[Problem description] Reproduce all entries verbatim, with nothing added or dropped.

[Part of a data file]
╭──
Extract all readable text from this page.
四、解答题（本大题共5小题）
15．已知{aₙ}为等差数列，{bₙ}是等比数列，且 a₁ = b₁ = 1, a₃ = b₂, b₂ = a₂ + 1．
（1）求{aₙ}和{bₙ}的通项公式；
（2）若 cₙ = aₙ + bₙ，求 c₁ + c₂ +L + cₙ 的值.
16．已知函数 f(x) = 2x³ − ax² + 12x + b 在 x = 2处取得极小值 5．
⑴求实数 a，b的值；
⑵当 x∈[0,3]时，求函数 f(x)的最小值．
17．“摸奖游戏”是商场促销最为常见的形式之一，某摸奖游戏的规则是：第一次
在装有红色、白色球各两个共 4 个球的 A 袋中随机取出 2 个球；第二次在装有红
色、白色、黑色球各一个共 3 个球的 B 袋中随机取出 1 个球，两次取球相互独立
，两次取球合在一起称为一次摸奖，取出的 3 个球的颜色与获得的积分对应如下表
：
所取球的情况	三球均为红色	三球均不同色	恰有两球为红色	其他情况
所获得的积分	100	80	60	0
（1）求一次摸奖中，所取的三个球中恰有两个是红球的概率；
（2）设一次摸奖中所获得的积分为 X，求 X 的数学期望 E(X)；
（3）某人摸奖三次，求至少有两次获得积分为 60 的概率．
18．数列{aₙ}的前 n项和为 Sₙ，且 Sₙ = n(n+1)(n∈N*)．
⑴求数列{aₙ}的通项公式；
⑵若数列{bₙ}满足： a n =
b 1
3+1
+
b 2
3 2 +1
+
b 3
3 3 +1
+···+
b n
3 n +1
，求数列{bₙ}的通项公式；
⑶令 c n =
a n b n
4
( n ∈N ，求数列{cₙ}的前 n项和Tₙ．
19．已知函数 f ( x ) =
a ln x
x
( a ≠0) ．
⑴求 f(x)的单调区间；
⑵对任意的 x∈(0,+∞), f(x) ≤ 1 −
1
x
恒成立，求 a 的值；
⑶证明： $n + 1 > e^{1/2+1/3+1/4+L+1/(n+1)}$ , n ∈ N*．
╰──
[Task result]
Extract all readable text from this page.
四、解答题（本大题共5小题）
15．已知{aₙ}为等差数列，{bₙ}是等比数列，且 a₁ = b₁ = 1, a₃ = b₂, b₂ = a₂ + 1．
（1）求{aₙ}和{bₙ}的通项公式；
（2）若 cₙ = aₙ + bₙ，求 c₁ + c₂ +L + cₙ 的值.
16．已知函数 f(x) = 2x³ − ax² + 12x + b 在 x = 2处取得极小值 5．
⑴求实数 a，b的值；
⑵当 x∈[0,3]时，求函数 f(x)的最小值．
17．“摸奖游戏”是商场促销最为常见的形式之一，某摸奖游戏的规则是：第一次
在装有红色、白色球各两个共 4 个球的 A 袋中随机取出 2 个球；第二次在装有红
色、白色、黑色球各一个共 3 个球的 B 袋中随机取出 1 个球，两次取球相互独立
，两次取球合在一起称为一次摸奖，取出的 3 个球的颜色与获得的积分对应如下表
：
所取球的情况	三球均为红色	三球均不同色	恰有两球为红色	其他情况
所获得的积分	100	80	60	0
（1）求一次摸奖中，所取的三个球中恰有两个是红球的概率；
（2）设一次摸奖中所获得的积分为 X，求 X 的数学期望 E(X)；
（3）某人摸奖三次，求至少有两次获得积分为 60 的概率．
18．数列{aₙ}的前 n项和为 Sₙ，且 Sₙ = n(n+1)(n∈N*)．
⑴求数列{aₙ}的通项公式；
⑵若数列{bₙ}满足： a n =
b 1
3+1
+
b 2
3 2 +1
+
b 3
3 3 +1
+···+
b n
3 n +1
，求数列{bₙ}的通项公式；
⑶令 c n =
a n b n
4
( n ∈N ，求数列{cₙ}的前 n项和Tₙ．
19．已知函数 f ( x ) =
a ln x
x
( a ≠0) ．
⑴求 f(x)的单调区间；
⑵对任意的 x∈(0,+∞), f(x) ≤ 1 −
1
x
恒成立，求 a 的值；
⑶证明： $n + 1 > e^{1/2+1/3+1/4+L+1/(n+1)}$ , n ∈ N*．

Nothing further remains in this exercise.